◆ **WHAT THE TASK ASKS**: Locate the string "nxbvanhoavannghe" in the listing below. Copy every line where it is found.

Part of a data file:
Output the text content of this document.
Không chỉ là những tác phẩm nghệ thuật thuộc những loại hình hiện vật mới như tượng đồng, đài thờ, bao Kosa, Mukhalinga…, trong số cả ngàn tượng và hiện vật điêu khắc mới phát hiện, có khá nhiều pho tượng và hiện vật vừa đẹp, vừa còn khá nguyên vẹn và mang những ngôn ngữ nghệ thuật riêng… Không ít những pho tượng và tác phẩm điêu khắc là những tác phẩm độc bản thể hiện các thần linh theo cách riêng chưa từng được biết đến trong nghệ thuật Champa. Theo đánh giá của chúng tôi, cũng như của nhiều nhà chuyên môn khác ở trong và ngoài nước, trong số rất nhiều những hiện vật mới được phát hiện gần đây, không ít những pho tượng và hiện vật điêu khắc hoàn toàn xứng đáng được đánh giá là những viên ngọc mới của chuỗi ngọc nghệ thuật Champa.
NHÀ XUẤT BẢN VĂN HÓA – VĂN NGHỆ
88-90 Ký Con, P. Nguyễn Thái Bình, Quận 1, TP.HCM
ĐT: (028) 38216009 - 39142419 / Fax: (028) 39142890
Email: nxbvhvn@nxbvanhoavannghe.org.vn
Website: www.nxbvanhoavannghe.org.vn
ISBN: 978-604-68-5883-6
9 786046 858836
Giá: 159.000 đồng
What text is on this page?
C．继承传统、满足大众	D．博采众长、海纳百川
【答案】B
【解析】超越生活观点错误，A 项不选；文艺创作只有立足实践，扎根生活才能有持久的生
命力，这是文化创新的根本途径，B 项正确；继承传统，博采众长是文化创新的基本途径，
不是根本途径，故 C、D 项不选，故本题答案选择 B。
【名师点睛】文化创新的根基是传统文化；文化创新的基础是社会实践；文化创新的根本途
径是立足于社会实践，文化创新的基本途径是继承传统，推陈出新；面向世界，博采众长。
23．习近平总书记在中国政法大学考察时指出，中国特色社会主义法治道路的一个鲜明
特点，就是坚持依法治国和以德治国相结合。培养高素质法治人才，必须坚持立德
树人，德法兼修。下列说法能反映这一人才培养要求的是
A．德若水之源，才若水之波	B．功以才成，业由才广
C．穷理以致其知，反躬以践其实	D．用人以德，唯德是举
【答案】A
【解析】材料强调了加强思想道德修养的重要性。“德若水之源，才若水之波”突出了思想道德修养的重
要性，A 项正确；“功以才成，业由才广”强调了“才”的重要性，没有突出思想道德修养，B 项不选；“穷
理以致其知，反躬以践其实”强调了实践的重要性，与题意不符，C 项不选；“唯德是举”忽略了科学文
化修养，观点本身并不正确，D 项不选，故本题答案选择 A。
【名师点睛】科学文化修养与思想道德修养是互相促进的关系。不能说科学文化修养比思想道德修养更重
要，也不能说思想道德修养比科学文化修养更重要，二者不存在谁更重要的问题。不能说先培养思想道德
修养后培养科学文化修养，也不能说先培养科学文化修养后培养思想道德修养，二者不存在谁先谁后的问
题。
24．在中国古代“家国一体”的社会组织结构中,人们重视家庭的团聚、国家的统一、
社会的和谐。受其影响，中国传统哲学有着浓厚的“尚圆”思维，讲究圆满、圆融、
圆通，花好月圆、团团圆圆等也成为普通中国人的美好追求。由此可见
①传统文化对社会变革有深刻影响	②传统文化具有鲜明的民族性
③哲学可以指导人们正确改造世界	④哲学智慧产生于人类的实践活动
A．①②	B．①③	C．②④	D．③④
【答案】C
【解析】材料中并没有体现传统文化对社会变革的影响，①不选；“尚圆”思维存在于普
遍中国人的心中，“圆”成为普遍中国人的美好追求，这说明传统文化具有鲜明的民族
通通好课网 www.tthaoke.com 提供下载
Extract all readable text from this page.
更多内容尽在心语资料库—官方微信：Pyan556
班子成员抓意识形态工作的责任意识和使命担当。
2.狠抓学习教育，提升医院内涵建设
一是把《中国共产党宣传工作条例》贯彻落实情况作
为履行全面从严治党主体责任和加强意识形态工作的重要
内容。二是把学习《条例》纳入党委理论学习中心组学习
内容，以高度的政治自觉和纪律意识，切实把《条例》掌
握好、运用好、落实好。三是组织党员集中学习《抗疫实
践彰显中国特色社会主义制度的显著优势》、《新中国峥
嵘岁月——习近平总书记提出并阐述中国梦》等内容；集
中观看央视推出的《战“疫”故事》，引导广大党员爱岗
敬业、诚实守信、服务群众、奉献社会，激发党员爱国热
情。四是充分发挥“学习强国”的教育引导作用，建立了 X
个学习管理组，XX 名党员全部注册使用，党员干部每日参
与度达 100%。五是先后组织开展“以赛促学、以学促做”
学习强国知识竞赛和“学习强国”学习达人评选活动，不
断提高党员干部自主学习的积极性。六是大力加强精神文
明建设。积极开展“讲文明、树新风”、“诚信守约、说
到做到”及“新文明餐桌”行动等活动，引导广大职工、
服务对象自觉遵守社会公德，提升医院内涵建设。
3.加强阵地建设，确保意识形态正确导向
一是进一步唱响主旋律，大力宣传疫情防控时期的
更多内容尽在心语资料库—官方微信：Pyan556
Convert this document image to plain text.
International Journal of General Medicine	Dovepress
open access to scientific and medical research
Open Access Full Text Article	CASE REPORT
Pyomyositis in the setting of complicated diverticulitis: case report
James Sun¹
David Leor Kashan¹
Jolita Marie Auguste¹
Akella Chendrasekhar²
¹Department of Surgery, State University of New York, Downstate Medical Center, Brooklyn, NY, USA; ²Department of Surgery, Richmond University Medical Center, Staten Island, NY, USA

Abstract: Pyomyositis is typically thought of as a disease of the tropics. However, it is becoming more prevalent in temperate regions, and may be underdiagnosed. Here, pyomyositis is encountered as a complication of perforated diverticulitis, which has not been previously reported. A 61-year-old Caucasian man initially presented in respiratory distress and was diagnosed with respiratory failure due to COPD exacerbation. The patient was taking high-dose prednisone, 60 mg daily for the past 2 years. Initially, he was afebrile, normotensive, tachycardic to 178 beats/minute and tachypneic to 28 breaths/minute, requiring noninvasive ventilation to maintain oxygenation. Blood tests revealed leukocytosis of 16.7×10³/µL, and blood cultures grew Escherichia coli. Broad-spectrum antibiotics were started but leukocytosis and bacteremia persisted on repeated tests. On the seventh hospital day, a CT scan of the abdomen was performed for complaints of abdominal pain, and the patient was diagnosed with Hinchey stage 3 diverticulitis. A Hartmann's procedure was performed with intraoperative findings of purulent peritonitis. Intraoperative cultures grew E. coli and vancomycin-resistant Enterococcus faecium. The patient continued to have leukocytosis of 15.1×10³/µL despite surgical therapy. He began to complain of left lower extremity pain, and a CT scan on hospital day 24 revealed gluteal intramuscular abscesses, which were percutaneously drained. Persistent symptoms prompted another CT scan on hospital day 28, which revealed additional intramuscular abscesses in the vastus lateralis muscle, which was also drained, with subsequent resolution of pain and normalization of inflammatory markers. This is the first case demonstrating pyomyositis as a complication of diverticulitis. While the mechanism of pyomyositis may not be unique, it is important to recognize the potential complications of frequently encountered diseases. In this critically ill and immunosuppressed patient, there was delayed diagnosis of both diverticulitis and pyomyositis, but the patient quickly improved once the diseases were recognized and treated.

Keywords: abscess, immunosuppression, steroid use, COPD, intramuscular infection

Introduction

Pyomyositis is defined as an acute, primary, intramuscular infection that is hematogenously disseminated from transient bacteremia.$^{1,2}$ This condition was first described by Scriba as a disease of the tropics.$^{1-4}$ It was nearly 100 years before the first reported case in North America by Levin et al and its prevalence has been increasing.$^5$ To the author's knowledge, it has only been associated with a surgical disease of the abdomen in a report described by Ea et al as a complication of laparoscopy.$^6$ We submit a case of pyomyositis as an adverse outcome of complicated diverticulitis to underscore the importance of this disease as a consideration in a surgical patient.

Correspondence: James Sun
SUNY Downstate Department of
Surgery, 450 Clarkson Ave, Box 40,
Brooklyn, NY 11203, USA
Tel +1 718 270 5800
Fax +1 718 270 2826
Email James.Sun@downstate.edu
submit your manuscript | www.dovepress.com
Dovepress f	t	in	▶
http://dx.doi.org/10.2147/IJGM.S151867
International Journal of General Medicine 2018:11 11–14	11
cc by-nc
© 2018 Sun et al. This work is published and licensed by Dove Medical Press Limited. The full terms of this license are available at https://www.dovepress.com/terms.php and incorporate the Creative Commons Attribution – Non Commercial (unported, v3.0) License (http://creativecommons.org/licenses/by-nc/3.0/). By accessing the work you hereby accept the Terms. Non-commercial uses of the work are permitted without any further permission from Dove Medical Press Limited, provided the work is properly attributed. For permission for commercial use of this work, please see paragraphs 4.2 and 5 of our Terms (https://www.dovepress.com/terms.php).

◆ **RESPONSE TO THE EXERCISE**:
Email: nxbvhvn@nxbvanhoavannghe.org.vn
Website: www.nxbvanhoavannghe.org.vn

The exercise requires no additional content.